**Extrait du texte**
((

Ce texte n'est aucunement une manière d'éloge de la dictature. Celle des Duvalier, père et fils, a causé un tort si immense à Haïti qu'il n'est plus besoin de s'appesantir sur le sujet.
Je veux simplement porter un témoignage sur la profonde humanité du peuple haïtien, d'une part et de l'autre, marquer mon incompréhension sur l'état de déliquescence actuel du deuxième pays indépendant du continent américain (après les Etats-Unis) et de la première république noire du monde moderne, selon l'expression consacrée. Je ne suis allé que quatre fois au pays de Jean-Jacques Dessalines, toutes au 20è siècle. Cela fait donc très longtemps mais j'ai toujours suivi de près la vie politique et culturelle ce pays que chaque Caribéen porte en lui, même ceux qui s'émeuvent de l'actuelle vague d'immigration, vague certes sans précédent, dans notre Martinique. A ce sujet, je tiens à dire que parmi ces nouvellement arrivés, il y a de tout puisque les Haïtiens sont des gens comme les autres. Comme partout à travers le monde, il s'y trouve des bons, des méchants, des chercheurs d'une vie nouvelle, des désespérés, des trafiquants, des intellectuels, des honnêtes travailleurs etc...

))

**Matériel fourni**
((

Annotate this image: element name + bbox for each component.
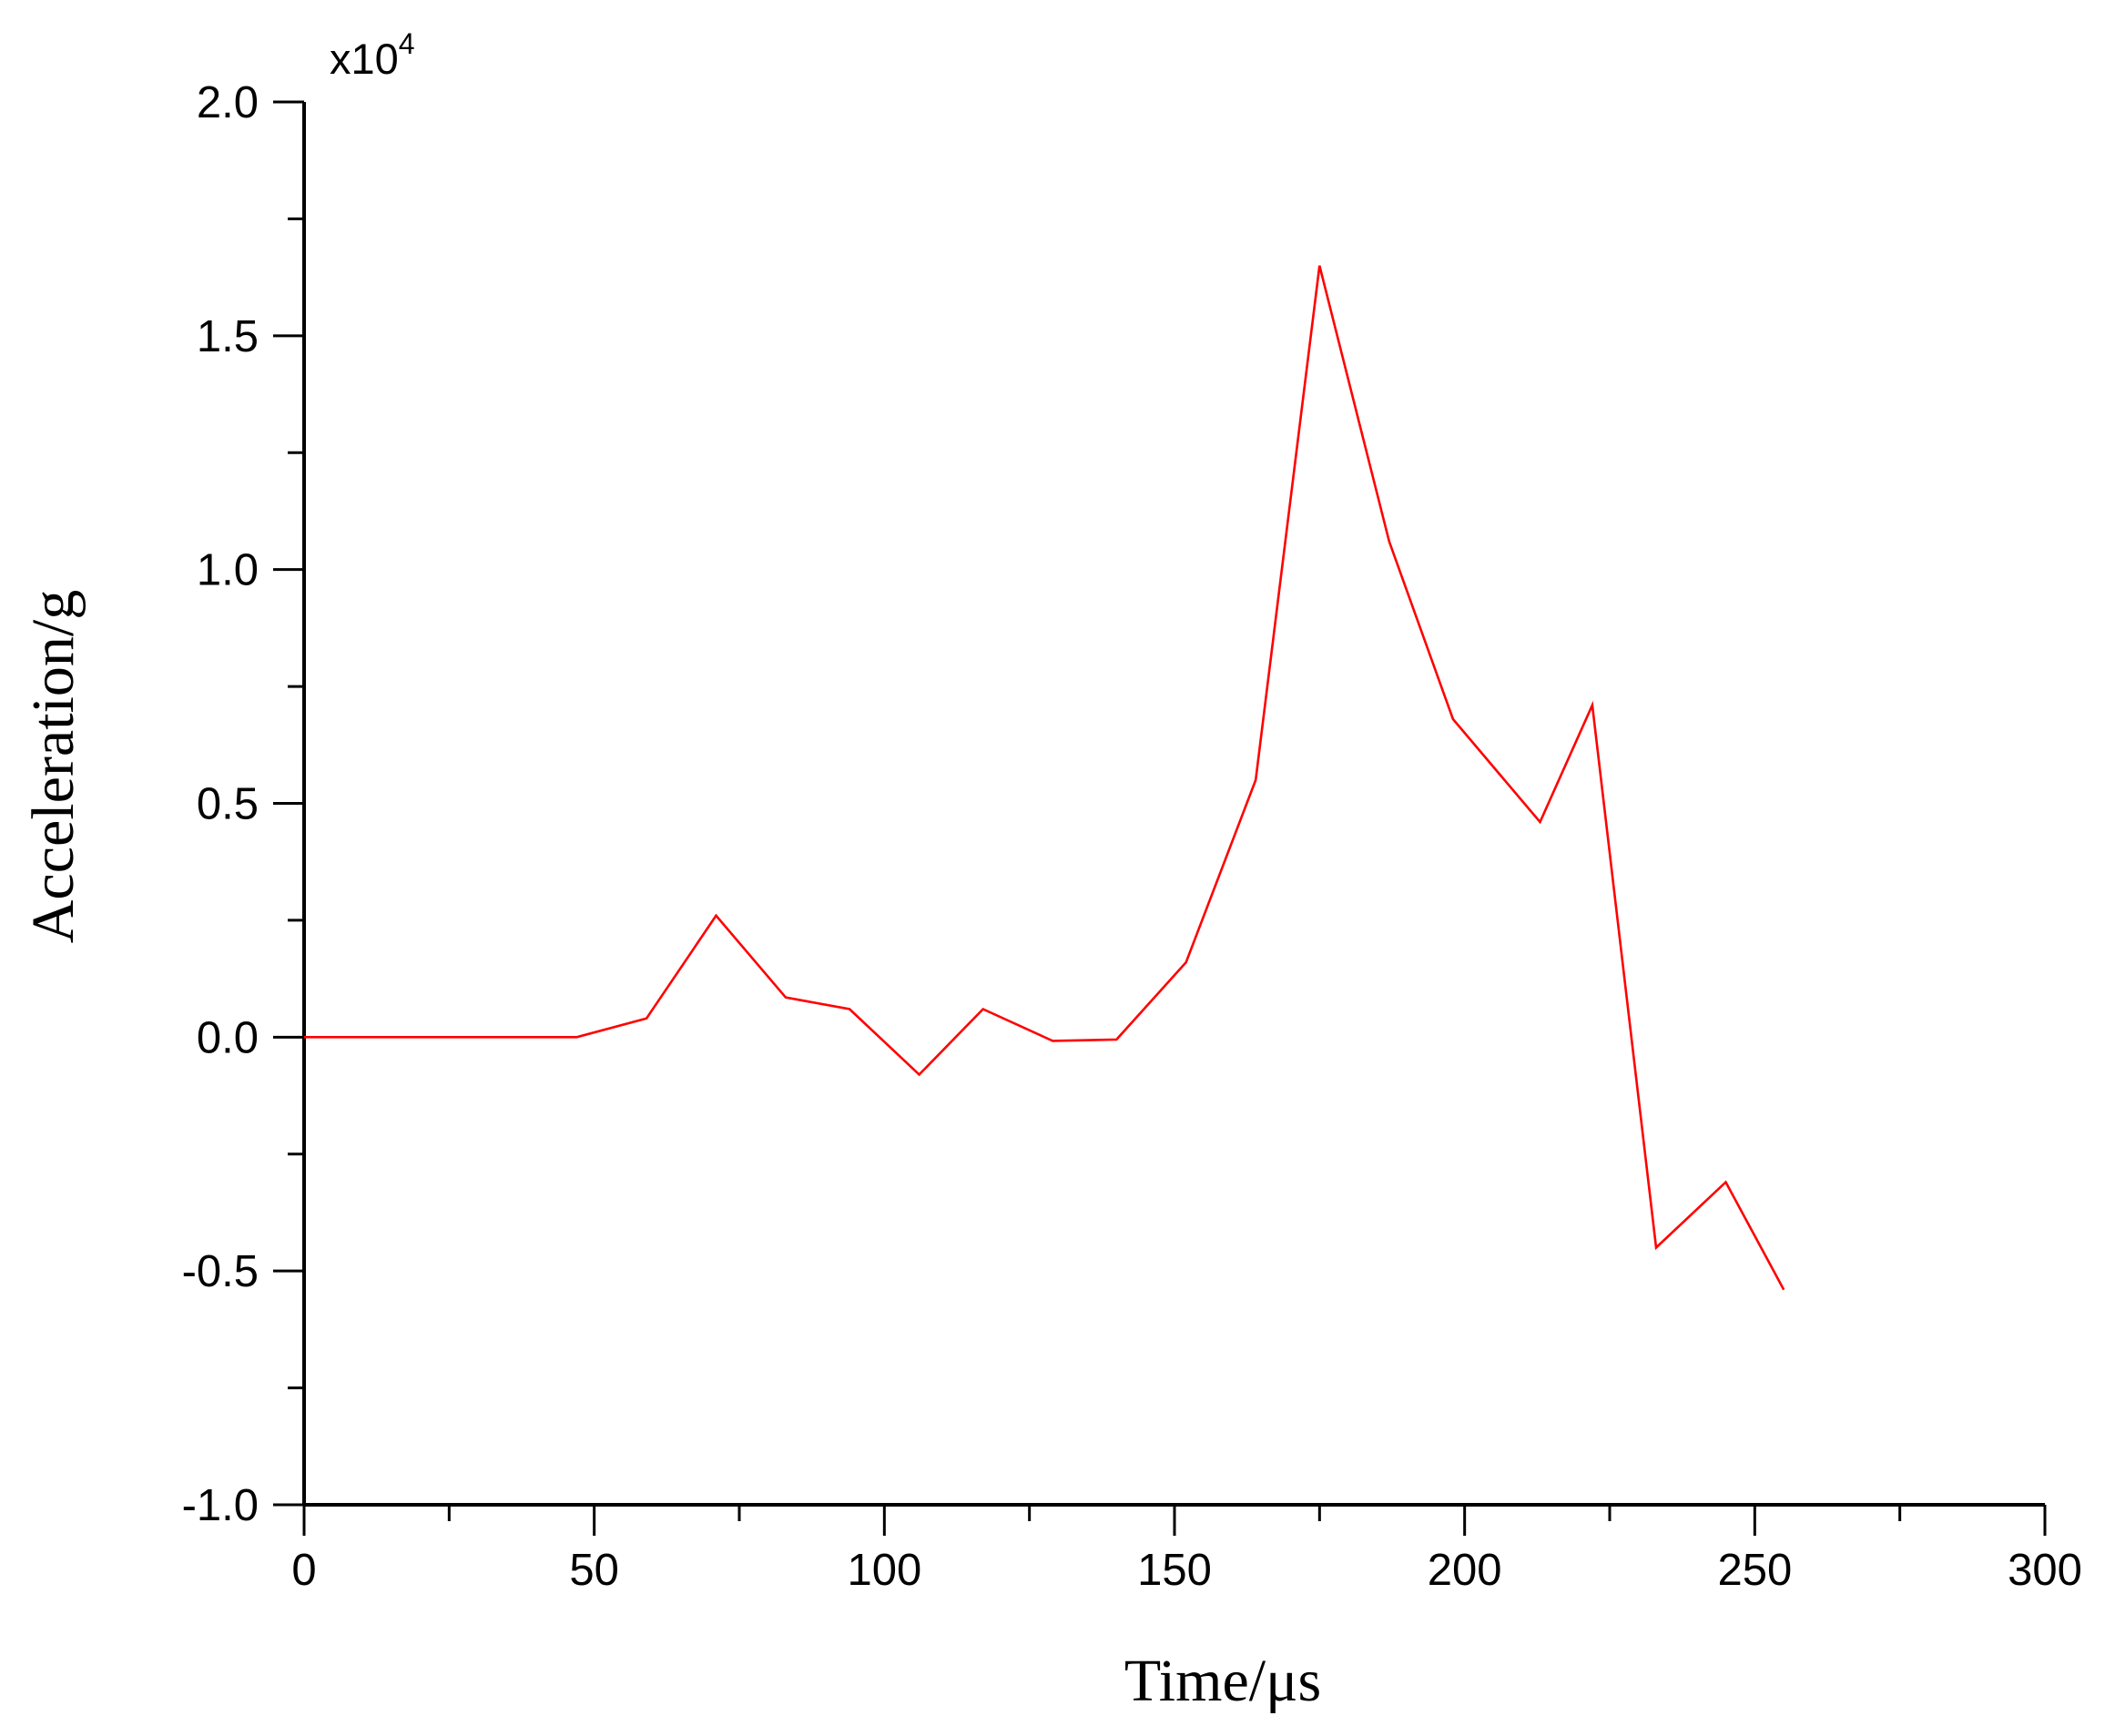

))

**Objectif de l'exercice**
Citez le passage du texte sur Haïti qui va de « Ce texte n'est » à « sur le sujet. ». Fondez-vous uniquement sur le texte.

**Réponse à l'exercice**
Ce texte n'est aucunement une manière d'éloge de la dictature. Celle des Duvalier, père et fils, a causé un tort si immense à Haïti qu'il n'est plus besoin de s'appesantir sur le sujet.